• Provided entries:
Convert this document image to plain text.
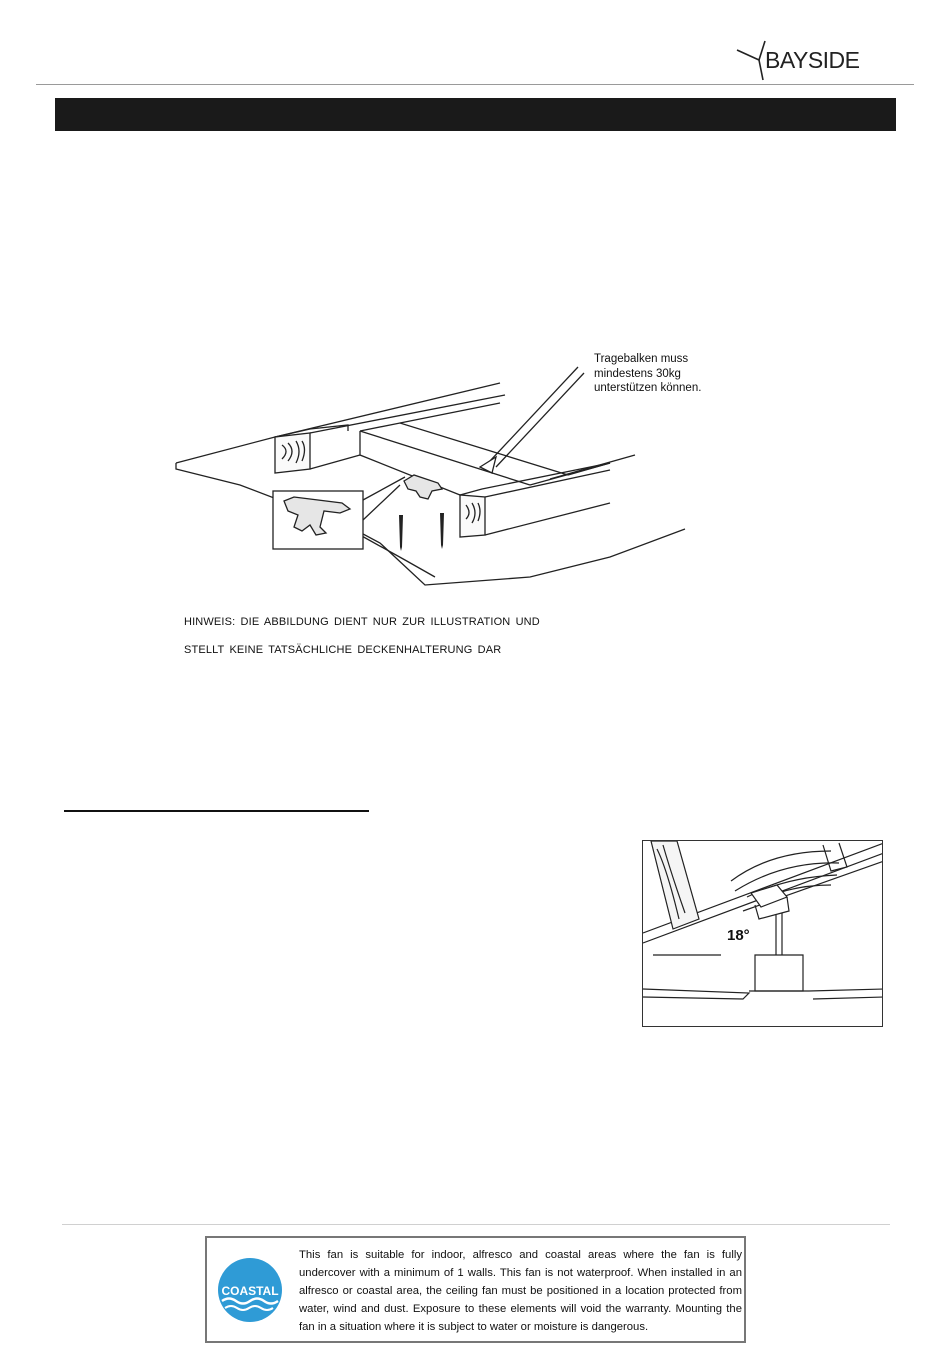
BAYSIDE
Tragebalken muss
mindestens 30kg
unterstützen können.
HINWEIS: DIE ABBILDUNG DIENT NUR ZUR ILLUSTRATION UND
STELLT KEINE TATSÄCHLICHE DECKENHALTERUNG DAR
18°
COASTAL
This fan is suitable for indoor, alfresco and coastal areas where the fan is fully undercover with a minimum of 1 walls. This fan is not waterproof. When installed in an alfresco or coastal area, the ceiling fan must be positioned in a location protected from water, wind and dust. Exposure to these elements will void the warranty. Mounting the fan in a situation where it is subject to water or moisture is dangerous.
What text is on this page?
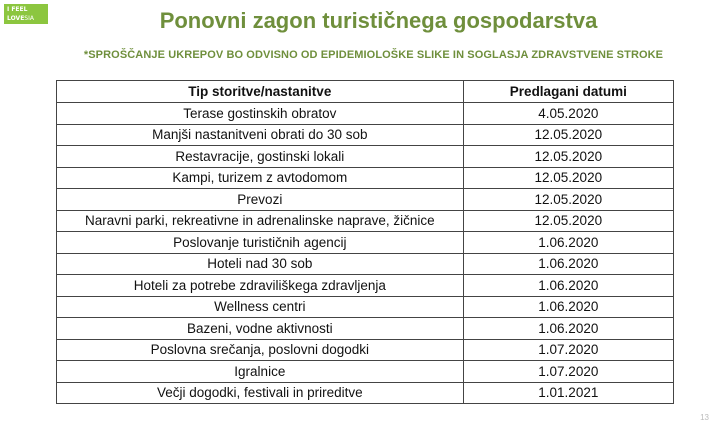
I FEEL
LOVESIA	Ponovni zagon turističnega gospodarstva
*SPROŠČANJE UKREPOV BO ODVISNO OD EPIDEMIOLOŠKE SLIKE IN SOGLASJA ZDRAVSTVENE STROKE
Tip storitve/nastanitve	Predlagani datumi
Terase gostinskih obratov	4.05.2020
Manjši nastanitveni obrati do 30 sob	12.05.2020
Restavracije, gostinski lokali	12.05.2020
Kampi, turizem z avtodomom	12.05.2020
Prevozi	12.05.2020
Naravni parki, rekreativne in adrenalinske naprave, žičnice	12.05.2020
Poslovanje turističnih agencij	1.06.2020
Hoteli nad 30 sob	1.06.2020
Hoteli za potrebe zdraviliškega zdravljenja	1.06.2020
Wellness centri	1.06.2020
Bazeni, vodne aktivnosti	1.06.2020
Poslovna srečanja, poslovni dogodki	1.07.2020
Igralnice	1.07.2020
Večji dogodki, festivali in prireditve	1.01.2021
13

• Your task: Copy exactly the lines from the one containing "What text is on this page?" through the last line of the records above, including both, and omit every picture.

• Answer to the problem:
What text is on this page?
I FEEL
LOVESIA	Ponovni zagon turističnega gospodarstva
*SPROŠČANJE UKREPOV BO ODVISNO OD EPIDEMIOLOŠKE SLIKE IN SOGLASJA ZDRAVSTVENE STROKE
Tip storitve/nastanitve	Predlagani datumi
Terase gostinskih obratov	4.05.2020
Manjši nastanitveni obrati do 30 sob	12.05.2020
Restavracije, gostinski lokali	12.05.2020
Kampi, turizem z avtodomom	12.05.2020
Prevozi	12.05.2020
Naravni parki, rekreativne in adrenalinske naprave, žičnice	12.05.2020
Poslovanje turističnih agencij	1.06.2020
Hoteli nad 30 sob	1.06.2020
Hoteli za potrebe zdraviliškega zdravljenja	1.06.2020
Wellness centri	1.06.2020
Bazeni, vodne aktivnosti	1.06.2020
Poslovna srečanja, poslovni dogodki	1.07.2020
Igralnice	1.07.2020
Večji dogodki, festivali in prireditve	1.01.2021
13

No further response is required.